INSTRUCTIONS TO FOLLOW:
All of the records listed below should be retyped exactly.

RECORD EXCERPTS:
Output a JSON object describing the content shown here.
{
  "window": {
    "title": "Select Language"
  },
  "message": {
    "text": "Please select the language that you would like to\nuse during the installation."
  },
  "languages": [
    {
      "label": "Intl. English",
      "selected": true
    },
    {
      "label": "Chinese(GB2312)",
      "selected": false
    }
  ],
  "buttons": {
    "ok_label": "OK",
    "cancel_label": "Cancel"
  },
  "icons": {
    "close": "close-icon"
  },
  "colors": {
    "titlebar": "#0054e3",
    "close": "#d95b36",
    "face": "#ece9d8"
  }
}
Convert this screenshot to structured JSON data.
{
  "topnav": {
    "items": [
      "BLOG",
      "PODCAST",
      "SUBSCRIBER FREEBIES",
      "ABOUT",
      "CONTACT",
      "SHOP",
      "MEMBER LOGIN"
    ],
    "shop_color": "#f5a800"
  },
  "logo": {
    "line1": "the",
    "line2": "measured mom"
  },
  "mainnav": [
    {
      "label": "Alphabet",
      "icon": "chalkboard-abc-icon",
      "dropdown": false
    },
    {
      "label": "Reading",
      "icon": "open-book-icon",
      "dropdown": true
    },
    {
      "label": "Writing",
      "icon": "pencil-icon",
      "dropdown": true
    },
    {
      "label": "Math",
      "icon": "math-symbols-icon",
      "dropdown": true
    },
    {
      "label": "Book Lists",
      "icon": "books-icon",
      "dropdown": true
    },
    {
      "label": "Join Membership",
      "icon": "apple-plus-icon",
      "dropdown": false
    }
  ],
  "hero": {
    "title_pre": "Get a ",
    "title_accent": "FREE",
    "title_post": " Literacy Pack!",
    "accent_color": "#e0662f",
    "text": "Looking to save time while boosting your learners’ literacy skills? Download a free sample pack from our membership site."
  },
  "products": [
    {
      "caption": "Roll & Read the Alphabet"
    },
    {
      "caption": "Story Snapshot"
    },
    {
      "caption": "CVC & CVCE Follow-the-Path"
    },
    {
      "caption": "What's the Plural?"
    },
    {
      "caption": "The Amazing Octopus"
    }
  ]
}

RESULT OF THIS TASK:
Output a JSON object describing the content shown here.
{
  "window": {
    "title": "Select Language"
  },
  "message": {
    "text": "Please select the language that you would like to\nuse during the installation."
  },
  "languages": [
    {
      "label": "Intl. English",
      "selected": true
    },
    {
      "label": "Chinese(GB2312)",
      "selected": false
    }
  ],
  "buttons": {
    "ok_label": "OK",
    "cancel_label": "Cancel"
  },
  "icons": {
    "close": "close-icon"
  },
  "colors": {
    "titlebar": "#0054e3",
    "close": "#d95b36",
    "face": "#ece9d8"
  }
}
Convert this screenshot to structured JSON data.
{
  "topnav": {
    "items": [
      "BLOG",
      "PODCAST",
      "SUBSCRIBER FREEBIES",
      "ABOUT",
      "CONTACT",
      "SHOP",
      "MEMBER LOGIN"
    ],
    "shop_color": "#f5a800"
  },
  "logo": {
    "line1": "the",
    "line2": "measured mom"
  },
  "mainnav": [
    {
      "label": "Alphabet",
      "icon": "chalkboard-abc-icon",
      "dropdown": false
    },
    {
      "label": "Reading",
      "icon": "open-book-icon",
      "dropdown": true
    },
    {
      "label": "Writing",
      "icon": "pencil-icon",
      "dropdown": true
    },
    {
      "label": "Math",
      "icon": "math-symbols-icon",
      "dropdown": true
    },
    {
      "label": "Book Lists",
      "icon": "books-icon",
      "dropdown": true
    },
    {
      "label": "Join Membership",
      "icon": "apple-plus-icon",
      "dropdown": false
    }
  ],
  "hero": {
    "title_pre": "Get a ",
    "title_accent": "FREE",
    "title_post": " Literacy Pack!",
    "accent_color": "#e0662f",
    "text": "Looking to save time while boosting your learners’ literacy skills? Download a free sample pack from our membership site."
  },
  "products": [
    {
      "caption": "Roll & Read the Alphabet"
    },
    {
      "caption": "Story Snapshot"
    },
    {
      "caption": "CVC & CVCE Follow-the-Path"
    },
    {
      "caption": "What's the Plural?"
    },
    {
      "caption": "The Amazing Octopus"
    }
  ]
}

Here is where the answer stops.